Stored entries
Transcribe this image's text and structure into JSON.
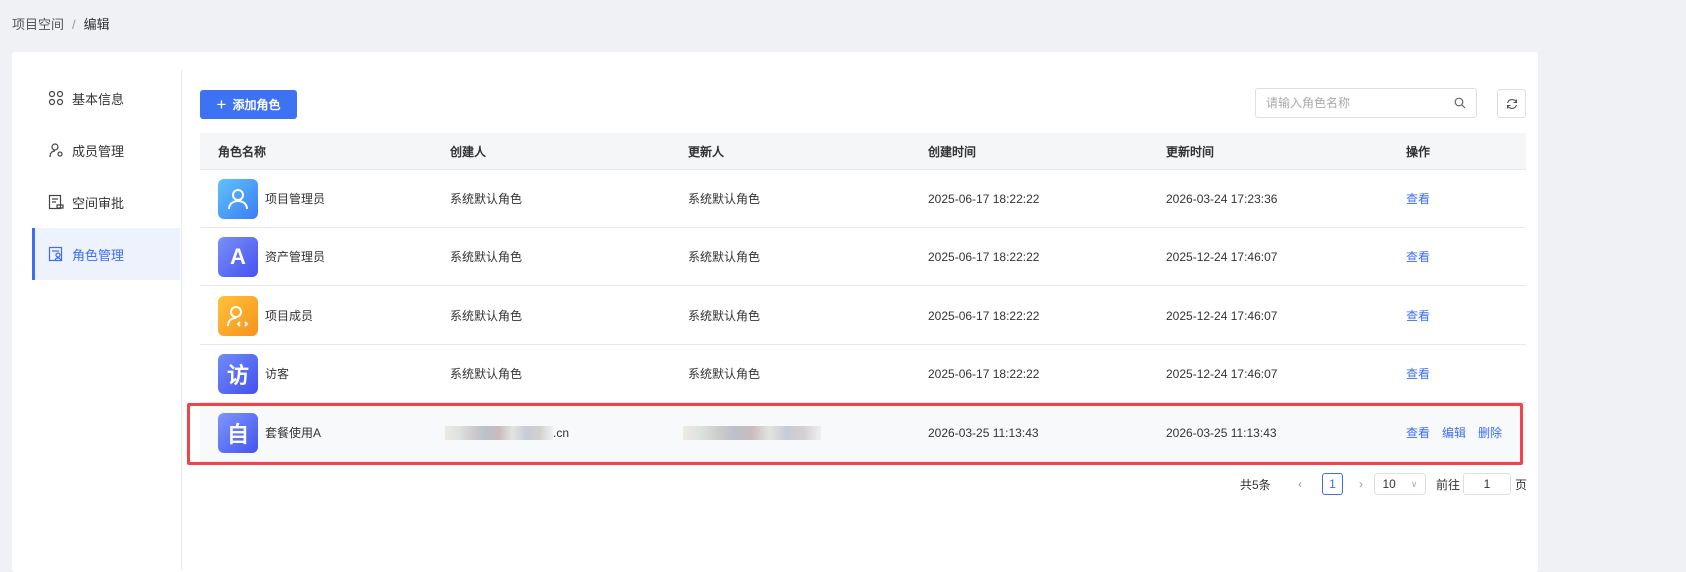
{
  "breadcrumb": {
    "root": "项目空间",
    "separator": "/",
    "current": "编辑"
  },
  "sidebar": {
    "items": [
      {
        "label": "基本信息",
        "icon": "grid-icon"
      },
      {
        "label": "成员管理",
        "icon": "user-gear-icon"
      },
      {
        "label": "空间审批",
        "icon": "approval-icon"
      },
      {
        "label": "角色管理",
        "icon": "role-icon",
        "active": true
      }
    ]
  },
  "toolbar": {
    "add_label": "添加角色",
    "search_placeholder": "请输入角色名称"
  },
  "table": {
    "headers": [
      "角色名称",
      "创建人",
      "更新人",
      "创建时间",
      "更新时间",
      "操作"
    ],
    "rows": [
      {
        "name": "项目管理员",
        "icon_text": "",
        "creator": "系统默认角色",
        "updater": "系统默认角色",
        "created": "2025-06-17 18:22:22",
        "updated": "2026-03-24 17:23:36",
        "actions": [
          "查看"
        ]
      },
      {
        "name": "资产管理员",
        "icon_text": "A",
        "creator": "系统默认角色",
        "updater": "系统默认角色",
        "created": "2025-06-17 18:22:22",
        "updated": "2025-12-24 17:46:07",
        "actions": [
          "查看"
        ]
      },
      {
        "name": "项目成员",
        "icon_text": "",
        "creator": "系统默认角色",
        "updater": "系统默认角色",
        "created": "2025-06-17 18:22:22",
        "updated": "2025-12-24 17:46:07",
        "actions": [
          "查看"
        ]
      },
      {
        "name": "访客",
        "icon_text": "访",
        "creator": "系统默认角色",
        "updater": "系统默认角色",
        "created": "2025-06-17 18:22:22",
        "updated": "2025-12-24 17:46:07",
        "actions": [
          "查看"
        ]
      },
      {
        "name": "套餐使用A",
        "icon_text": "自",
        "creator": ".cn",
        "updater": "",
        "created": "2026-03-25 11:13:43",
        "updated": "2026-03-25 11:13:43",
        "actions": [
          "查看",
          "编辑",
          "删除"
        ]
      }
    ]
  },
  "pagination": {
    "total": "共5条",
    "current_page": "1",
    "page_size": "10",
    "goto_label": "前往",
    "goto_value": "1",
    "page_suffix": "页"
  }
}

WHAT THIS TASK INVOLVES: In the listing, find every line containing the word "name" and list it.

REPLY:
        "name": "项目管理员",
        "name": "资产管理员",
        "name": "项目成员",
        "name": "访客",
        "name": "套餐使用A",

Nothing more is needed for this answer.